→ **Given instruction**:
In the copy, keep every record exact and leave out all images.

→ **Information shown**:
::::::::::
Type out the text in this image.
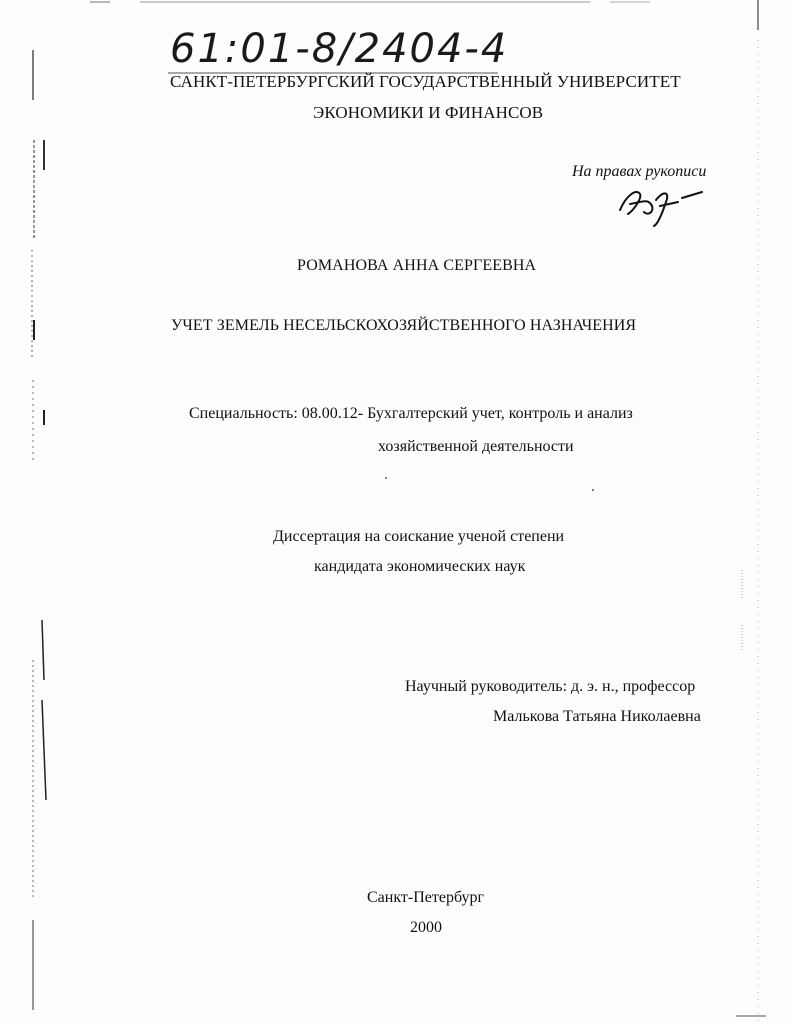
61:01-8/2404-4
САНКТ-ПЕТЕРБУРГСКИЙ ГОСУДАРСТВЕННЫЙ УНИВЕРСИТЕТ
ЭКОНОМИКИ И ФИНАНСОВ
На правах рукописи
РОМАНОВА АННА СЕРГЕЕВНА
УЧЕТ ЗЕМЕЛЬ НЕСЕЛЬСКОХОЗЯЙСТВЕННОГО НАЗНАЧЕНИЯ
Специальность: 08.00.12- Бухгалтерский учет, контроль и анализ
хозяйственной деятельности
Диссертация на соискание ученой степени
кандидата экономических наук
Научный руководитель: д. э. н., профессор
Малькова Татьяна Николаевна
Санкт-Петербург
2000
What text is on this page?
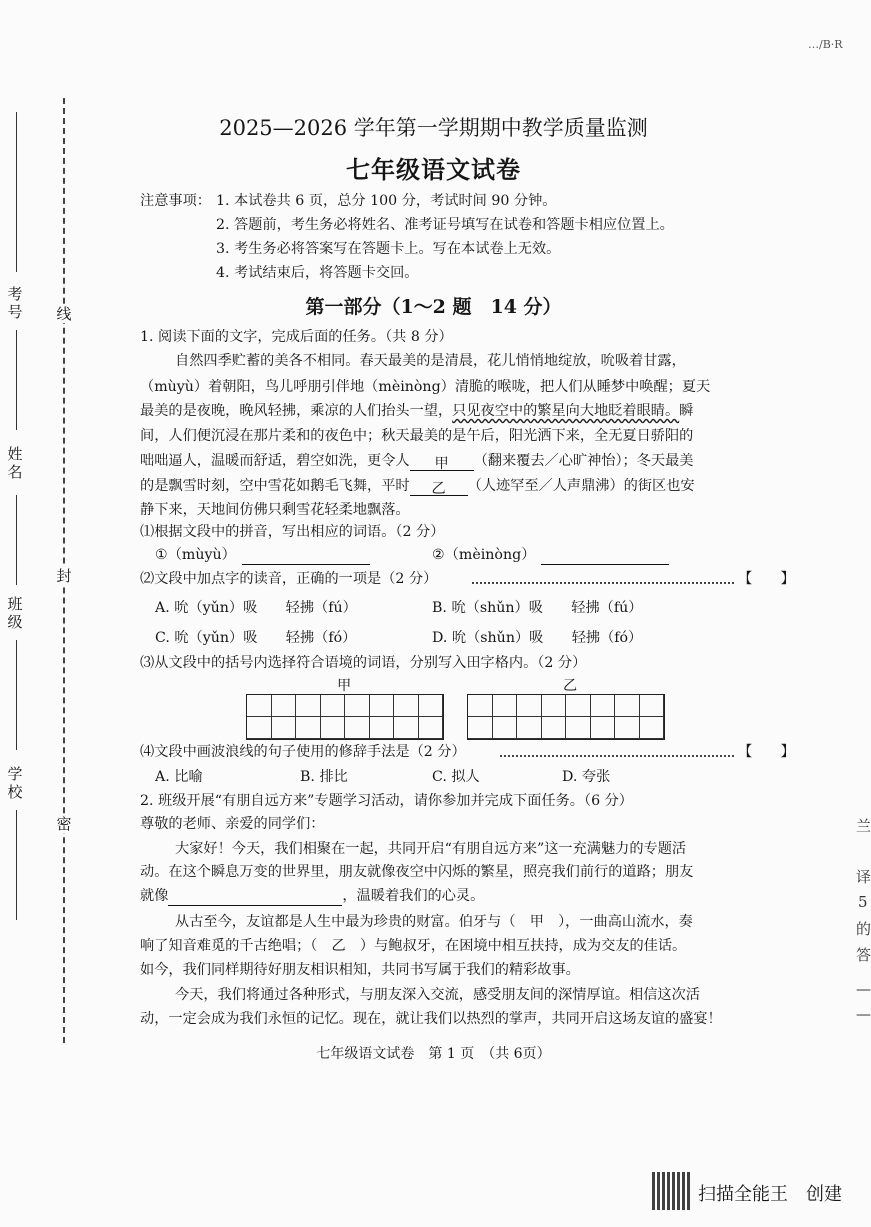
…/B·R
考号
姓名
班级
学校
线
封
密
2025—2026 学年第一学期期中教学质量监测
七年级语文试卷
注意事项： 1. 本试卷共 6 页，总分 100 分，考试时间 90 分钟。
2. 答题前，考生务必将姓名、准考证号填写在试卷和答题卡相应位置上。
3. 考生务必将答案写在答题卡上。写在本试卷上无效。
4. 考试结束后，将答题卡交回。
第一部分（1～2 题　14 分）
1. 阅读下面的文字，完成后面的任务。（共 8 分）
自然四季贮蓄的美各不相同。春天最美的是清晨，花儿悄悄地绽放，吮吸着甘露，
（mùyù）着朝阳，鸟儿呼朋引伴地（mèinòng）清脆的喉咙，把人们从睡梦中唤醒；夏天
最美的是夜晚，晚风轻拂，乘凉的人们抬头一望，只见夜空中的繁星向大地眨着眼睛。瞬
间，人们便沉浸在那片柔和的夜色中；秋天最美的是午后，阳光洒下来，全无夏日骄阳的
咄咄逼人，温暖而舒适，碧空如洗，更令人 甲 （翻来覆去／心旷神怡）；冬天最美
的是飘雪时刻，空中雪花如鹅毛飞舞，平时 乙 （人迹罕至／人声鼎沸）的街区也安
静下来，天地间仿佛只剩雪花轻柔地飘落。
⑴根据文段中的拼音，写出相应的词语。（2 分）
①（mùyù）	②（mèinòng）
⑵文段中加点字的读音，正确的一项是（2 分）	【　　】
A. 吮（yǔn）吸　　轻拂（fú）	B. 吮（shǔn）吸　　轻拂（fú）
C. 吮（yǔn）吸　　轻拂（fó）	D. 吮（shǔn）吸　　轻拂（fó）
⑶从文段中的括号内选择符合语境的词语，分别写入田字格内。（2 分）
甲	乙
⑷文段中画波浪线的句子使用的修辞手法是（2 分）	【　　】
A. 比喻	B. 排比	C. 拟人	D. 夸张
2. 班级开展“有朋自远方来”专题学习活动，请你参加并完成下面任务。（6 分）
尊敬的老师、亲爱的同学们：
大家好！今天，我们相聚在一起，共同开启“有朋自远方来”这一充满魅力的专题活
动。在这个瞬息万变的世界里，朋友就像夜空中闪烁的繁星，照亮我们前行的道路；朋友
就像	，温暖着我们的心灵。
从古至今，友谊都是人生中最为珍贵的财富。伯牙与（　甲　），一曲高山流水，奏
响了知音难觅的千古绝唱；（　乙　）与鲍叔牙，在困境中相互扶持，成为交友的佳话。
如今，我们同样期待好朋友相识相知，共同书写属于我们的精彩故事。
今天，我们将通过各种形式，与朋友深入交流，感受朋友间的深情厚谊。相信这次活
动，一定会成为我们永恒的记忆。现在，就让我们以热烈的掌声，共同开启这场友谊的盛宴！
七年级语文试卷　第 1 页　（共 6页）
兰
译
5
的
答
—
—
扫描全能王　创建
::::::::::
→ **In response**:
Type out the text in this image.
61:01-8/2404-4
САНКТ-ПЕТЕРБУРГСКИЙ ГОСУДАРСТВЕННЫЙ УНИВЕРСИТЕТ
ЭКОНОМИКИ И ФИНАНСОВ
На правах рукописи
РОМАНОВА АННА СЕРГЕЕВНА
УЧЕТ ЗЕМЕЛЬ НЕСЕЛЬСКОХОЗЯЙСТВЕННОГО НАЗНАЧЕНИЯ
Специальность: 08.00.12- Бухгалтерский учет, контроль и анализ
хозяйственной деятельности
Диссертация на соискание ученой степени
кандидата экономических наук
Научный руководитель: д. э. н., профессор
Малькова Татьяна Николаевна
Санкт-Петербург
2000
What text is on this page?
…/B·R
考号
姓名
班级
学校
线
封
密
2025—2026 学年第一学期期中教学质量监测
七年级语文试卷
注意事项： 1. 本试卷共 6 页，总分 100 分，考试时间 90 分钟。
2. 答题前，考生务必将姓名、准考证号填写在试卷和答题卡相应位置上。
3. 考生务必将答案写在答题卡上。写在本试卷上无效。
4. 考试结束后，将答题卡交回。
第一部分（1～2 题　14 分）
1. 阅读下面的文字，完成后面的任务。（共 8 分）
自然四季贮蓄的美各不相同。春天最美的是清晨，花儿悄悄地绽放，吮吸着甘露，
（mùyù）着朝阳，鸟儿呼朋引伴地（mèinòng）清脆的喉咙，把人们从睡梦中唤醒；夏天
最美的是夜晚，晚风轻拂，乘凉的人们抬头一望，只见夜空中的繁星向大地眨着眼睛。瞬
间，人们便沉浸在那片柔和的夜色中；秋天最美的是午后，阳光洒下来，全无夏日骄阳的
咄咄逼人，温暖而舒适，碧空如洗，更令人 甲 （翻来覆去／心旷神怡）；冬天最美
的是飘雪时刻，空中雪花如鹅毛飞舞，平时 乙 （人迹罕至／人声鼎沸）的街区也安
静下来，天地间仿佛只剩雪花轻柔地飘落。
⑴根据文段中的拼音，写出相应的词语。（2 分）
①（mùyù）	②（mèinòng）
⑵文段中加点字的读音，正确的一项是（2 分）	【　　】
A. 吮（yǔn）吸　　轻拂（fú）	B. 吮（shǔn）吸　　轻拂（fú）
C. 吮（yǔn）吸　　轻拂（fó）	D. 吮（shǔn）吸　　轻拂（fó）
⑶从文段中的括号内选择符合语境的词语，分别写入田字格内。（2 分）
甲	乙
⑷文段中画波浪线的句子使用的修辞手法是（2 分）	【　　】
A. 比喻	B. 排比	C. 拟人	D. 夸张
2. 班级开展“有朋自远方来”专题学习活动，请你参加并完成下面任务。（6 分）
尊敬的老师、亲爱的同学们：
大家好！今天，我们相聚在一起，共同开启“有朋自远方来”这一充满魅力的专题活
动。在这个瞬息万变的世界里，朋友就像夜空中闪烁的繁星，照亮我们前行的道路；朋友
就像	，温暖着我们的心灵。
从古至今，友谊都是人生中最为珍贵的财富。伯牙与（　甲　），一曲高山流水，奏
响了知音难觅的千古绝唱；（　乙　）与鲍叔牙，在困境中相互扶持，成为交友的佳话。
如今，我们同样期待好朋友相识相知，共同书写属于我们的精彩故事。
今天，我们将通过各种形式，与朋友深入交流，感受朋友间的深情厚谊。相信这次活
动，一定会成为我们永恒的记忆。现在，就让我们以热烈的掌声，共同开启这场友谊的盛宴！
七年级语文试卷　第 1 页　（共 6页）
兰
译
5
的
答
—
—
扫描全能王　创建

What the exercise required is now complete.